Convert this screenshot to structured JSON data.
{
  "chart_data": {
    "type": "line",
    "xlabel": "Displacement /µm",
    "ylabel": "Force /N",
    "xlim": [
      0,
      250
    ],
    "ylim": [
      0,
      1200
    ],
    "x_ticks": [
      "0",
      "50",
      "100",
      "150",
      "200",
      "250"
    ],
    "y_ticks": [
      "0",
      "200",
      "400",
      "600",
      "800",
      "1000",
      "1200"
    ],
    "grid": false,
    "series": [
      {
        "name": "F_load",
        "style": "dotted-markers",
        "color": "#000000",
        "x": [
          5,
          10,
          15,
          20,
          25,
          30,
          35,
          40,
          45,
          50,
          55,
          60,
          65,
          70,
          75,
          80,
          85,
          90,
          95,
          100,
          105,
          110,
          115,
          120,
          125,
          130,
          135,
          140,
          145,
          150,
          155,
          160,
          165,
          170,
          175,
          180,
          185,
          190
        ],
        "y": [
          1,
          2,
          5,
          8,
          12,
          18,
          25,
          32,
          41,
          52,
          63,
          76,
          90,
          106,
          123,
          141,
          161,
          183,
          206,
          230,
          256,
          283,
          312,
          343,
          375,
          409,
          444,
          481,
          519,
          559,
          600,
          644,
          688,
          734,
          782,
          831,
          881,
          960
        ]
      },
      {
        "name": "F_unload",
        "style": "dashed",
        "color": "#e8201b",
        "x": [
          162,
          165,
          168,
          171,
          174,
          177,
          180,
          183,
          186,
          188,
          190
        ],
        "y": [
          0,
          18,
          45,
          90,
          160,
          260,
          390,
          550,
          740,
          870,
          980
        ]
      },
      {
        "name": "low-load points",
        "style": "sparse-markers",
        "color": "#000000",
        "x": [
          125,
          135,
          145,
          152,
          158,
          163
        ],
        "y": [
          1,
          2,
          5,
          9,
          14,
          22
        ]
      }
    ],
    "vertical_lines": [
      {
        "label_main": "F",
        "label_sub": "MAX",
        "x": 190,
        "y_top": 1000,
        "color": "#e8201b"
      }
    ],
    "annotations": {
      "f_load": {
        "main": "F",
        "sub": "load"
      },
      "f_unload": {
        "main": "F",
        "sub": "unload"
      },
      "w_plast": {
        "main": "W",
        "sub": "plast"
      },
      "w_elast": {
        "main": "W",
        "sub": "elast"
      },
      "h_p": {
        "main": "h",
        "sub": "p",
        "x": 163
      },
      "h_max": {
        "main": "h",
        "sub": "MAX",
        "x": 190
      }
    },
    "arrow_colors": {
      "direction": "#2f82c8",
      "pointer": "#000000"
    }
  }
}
_____
AIM OF THE TASK:
Identify all lines in the records above with the word "style".

THE COMPLETED TASK:
        "style": "dotted-markers",
        "style": "dashed",
        "style": "sparse-markers",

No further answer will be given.